- PASSAGE:
------------------------------------

Jharna Bajracharya (Nepalese: झरना बज्राचार्य) is a Nepalese film actress. She was crowned Miss Nepal in 1997, at the age of sixteen.

Early life 

Jharana Bajracharya completed her schooling from Siddhartha Vanasthali Institute. She is also a painter and potter and she holds a degree in sociology. Her mother is Mrs. Lalana Bajracharya who holds a degree in psychology. Jharana's father's surname is Rashid and is a Nepalese Muslim. Her real name is Jharana Bajracharya Rashid. She started her journey in the Nepali entertainment field after being crowned Miss Nepal in 1997 at the age of 16 and represented Nepal in Miss World contest held at Baie Lazare, Seychelles on November 22, 1997. Jharana Bajracharya, made her debut in Hatiyar playing the second fiddle to the leading lady Karishma Manandhar co-starring opposite Rajesh Hamal.

------------------------------------

- DATA ROWS:
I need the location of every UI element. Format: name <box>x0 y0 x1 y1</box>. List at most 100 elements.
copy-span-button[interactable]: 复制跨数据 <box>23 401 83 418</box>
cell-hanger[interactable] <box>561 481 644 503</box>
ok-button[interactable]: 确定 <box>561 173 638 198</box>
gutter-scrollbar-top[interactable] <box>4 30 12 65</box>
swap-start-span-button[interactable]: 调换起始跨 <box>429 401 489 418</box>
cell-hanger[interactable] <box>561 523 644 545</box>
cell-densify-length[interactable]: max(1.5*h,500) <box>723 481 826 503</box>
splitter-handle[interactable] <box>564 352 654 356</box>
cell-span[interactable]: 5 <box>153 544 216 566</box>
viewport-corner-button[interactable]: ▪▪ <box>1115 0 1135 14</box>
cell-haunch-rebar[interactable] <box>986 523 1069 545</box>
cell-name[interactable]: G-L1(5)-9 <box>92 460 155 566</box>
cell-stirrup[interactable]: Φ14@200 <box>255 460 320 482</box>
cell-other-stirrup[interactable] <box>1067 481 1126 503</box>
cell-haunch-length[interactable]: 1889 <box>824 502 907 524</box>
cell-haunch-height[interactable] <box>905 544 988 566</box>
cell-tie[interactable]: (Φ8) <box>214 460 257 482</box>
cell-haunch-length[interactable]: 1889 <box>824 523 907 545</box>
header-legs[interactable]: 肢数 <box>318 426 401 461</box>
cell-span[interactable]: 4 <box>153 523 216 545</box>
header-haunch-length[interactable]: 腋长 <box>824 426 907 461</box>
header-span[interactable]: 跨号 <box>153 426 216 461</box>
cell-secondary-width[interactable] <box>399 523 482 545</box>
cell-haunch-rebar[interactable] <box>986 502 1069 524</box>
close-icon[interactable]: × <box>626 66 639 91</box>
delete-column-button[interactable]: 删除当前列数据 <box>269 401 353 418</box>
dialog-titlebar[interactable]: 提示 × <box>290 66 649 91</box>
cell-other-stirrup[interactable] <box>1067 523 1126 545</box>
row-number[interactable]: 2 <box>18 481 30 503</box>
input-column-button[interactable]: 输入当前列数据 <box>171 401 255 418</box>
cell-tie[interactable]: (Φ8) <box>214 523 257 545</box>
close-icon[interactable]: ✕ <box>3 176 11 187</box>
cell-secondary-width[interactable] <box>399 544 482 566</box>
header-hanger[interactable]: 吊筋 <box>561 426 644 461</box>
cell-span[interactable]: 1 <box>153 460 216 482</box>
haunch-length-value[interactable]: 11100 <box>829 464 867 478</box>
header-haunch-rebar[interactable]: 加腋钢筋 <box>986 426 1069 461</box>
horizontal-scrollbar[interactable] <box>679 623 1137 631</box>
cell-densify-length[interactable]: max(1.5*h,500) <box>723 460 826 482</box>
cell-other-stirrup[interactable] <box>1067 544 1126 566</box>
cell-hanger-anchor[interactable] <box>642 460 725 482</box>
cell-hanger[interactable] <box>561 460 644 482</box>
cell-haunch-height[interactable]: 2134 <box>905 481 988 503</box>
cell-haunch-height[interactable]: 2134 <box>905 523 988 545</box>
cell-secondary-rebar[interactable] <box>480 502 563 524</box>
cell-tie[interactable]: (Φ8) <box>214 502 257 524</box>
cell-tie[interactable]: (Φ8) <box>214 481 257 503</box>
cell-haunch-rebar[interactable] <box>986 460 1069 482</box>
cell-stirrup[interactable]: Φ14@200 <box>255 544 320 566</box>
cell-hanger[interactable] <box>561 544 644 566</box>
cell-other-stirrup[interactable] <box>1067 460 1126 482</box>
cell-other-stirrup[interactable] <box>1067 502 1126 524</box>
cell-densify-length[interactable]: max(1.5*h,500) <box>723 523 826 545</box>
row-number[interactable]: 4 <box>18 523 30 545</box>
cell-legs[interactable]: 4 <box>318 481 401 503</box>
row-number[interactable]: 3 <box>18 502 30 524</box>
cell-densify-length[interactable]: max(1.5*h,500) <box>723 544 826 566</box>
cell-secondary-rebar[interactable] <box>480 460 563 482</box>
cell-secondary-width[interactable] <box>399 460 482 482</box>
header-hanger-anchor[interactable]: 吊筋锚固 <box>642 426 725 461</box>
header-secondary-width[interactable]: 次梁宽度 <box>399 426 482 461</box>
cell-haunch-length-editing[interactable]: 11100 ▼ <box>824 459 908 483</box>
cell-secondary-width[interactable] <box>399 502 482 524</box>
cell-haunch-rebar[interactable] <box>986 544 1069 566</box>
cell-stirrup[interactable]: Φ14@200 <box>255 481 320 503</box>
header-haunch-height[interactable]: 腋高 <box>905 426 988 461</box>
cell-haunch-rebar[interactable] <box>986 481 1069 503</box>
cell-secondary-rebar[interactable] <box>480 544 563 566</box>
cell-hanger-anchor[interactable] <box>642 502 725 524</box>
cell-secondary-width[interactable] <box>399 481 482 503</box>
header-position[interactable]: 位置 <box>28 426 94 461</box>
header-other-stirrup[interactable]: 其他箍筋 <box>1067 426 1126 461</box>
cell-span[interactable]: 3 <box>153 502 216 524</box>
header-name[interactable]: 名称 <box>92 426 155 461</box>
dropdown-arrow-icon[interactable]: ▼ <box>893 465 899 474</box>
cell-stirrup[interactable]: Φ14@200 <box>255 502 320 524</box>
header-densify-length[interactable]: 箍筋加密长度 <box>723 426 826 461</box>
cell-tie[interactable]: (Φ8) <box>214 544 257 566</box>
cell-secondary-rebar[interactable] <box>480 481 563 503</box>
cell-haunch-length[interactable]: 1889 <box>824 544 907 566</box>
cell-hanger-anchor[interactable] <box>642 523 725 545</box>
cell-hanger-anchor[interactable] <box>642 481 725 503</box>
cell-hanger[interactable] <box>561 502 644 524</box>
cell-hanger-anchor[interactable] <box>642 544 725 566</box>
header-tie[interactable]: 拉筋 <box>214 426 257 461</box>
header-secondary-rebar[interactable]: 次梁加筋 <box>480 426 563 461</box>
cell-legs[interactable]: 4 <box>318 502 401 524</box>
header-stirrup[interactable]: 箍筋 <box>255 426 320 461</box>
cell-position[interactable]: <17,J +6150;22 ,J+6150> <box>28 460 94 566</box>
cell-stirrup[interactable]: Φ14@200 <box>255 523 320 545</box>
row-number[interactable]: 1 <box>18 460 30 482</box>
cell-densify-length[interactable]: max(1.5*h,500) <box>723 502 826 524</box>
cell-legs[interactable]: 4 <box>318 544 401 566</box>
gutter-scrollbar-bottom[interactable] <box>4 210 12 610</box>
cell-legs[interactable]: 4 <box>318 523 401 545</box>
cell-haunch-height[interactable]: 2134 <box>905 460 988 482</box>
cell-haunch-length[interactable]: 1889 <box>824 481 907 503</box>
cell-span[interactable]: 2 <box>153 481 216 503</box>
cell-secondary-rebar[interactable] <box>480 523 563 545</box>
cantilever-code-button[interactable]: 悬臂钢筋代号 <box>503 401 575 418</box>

------------------------------------

- SHORT PROBLEM 1: From the Jharna Bajracharya biography, write out the stretch from "Jharana Bajracharya completed" through "opposite Rajesh Hamal." word for word.
- SHORT PROBLEM 2: Which people other than Jharna Bajracharya does the Jharna Bajracharya biography name with both a given name and a surname? List them all.
- SHORT PROBLEM 3: Extend the Jharna Bajracharya biography beyond its final sentence.

- TASK OUTPUT 1:
Jharana Bajracharya completed her schooling from Siddhartha Vanasthali Institute. She is also a painter and potter and she holds a degree in sociology. Her mother is Mrs. Lalana Bajracharya who holds a degree in psychology. Jharana's father's surname is Rashid and is a Nepalese Muslim. Her real name is Jharana Bajracharya Rashid. She started her journey in the Nepali entertainment field after being crowned Miss Nepal in 1997 at the age of 16 and represented Nepal in Miss World contest held at Baie Lazare, Seychelles on November 22, 1997. Jharana Bajracharya, made her debut in Hatiyar playing the second fiddle to the leading lady Karishma Manandhar co-starring opposite Rajesh Hamal.

- TASK OUTPUT 2: Lalana Bajracharya, Karishma Manandhar, Rajesh Hamal

- TASK OUTPUT 3:
Career 
After starring in Pareni Maya Jalaima which won the best story award at the Nepali Film Awards, Jharana promptly made her way into Mumbai to find her place in Bollywood. She appeared in Hindi film Love in Nepal and many other advertisements. After she could not make a niche in Bollywood, she returned to Nepal.
She has appeared in many music videos as well. Her last Nepali film was Kohi Mero which was released in mid 2010. Jharana Bajracharya appeared at the Fem Botanica KTV film awards in October 2008 where she performed with Alok Nembang on several songs.

Brand ambassador 
Jharana Bajracharya appeared as the Nepalese brand ambassador for Lux soap in 2003,.

Music video appearances
 2006: "Priye Timi" by Bijay  Adhikari.
 2006: "Tapowan" by Jagdish.
 2007: "Dubna Deu" by Anil Singh.
 2007: "Tum Sang Remix" (Hindi Song).
 2007: "Binti Cha Hai" by Prakash Gurung (Gurung Song).
 2004: "Dubna Deu Malai" by Anil Singh.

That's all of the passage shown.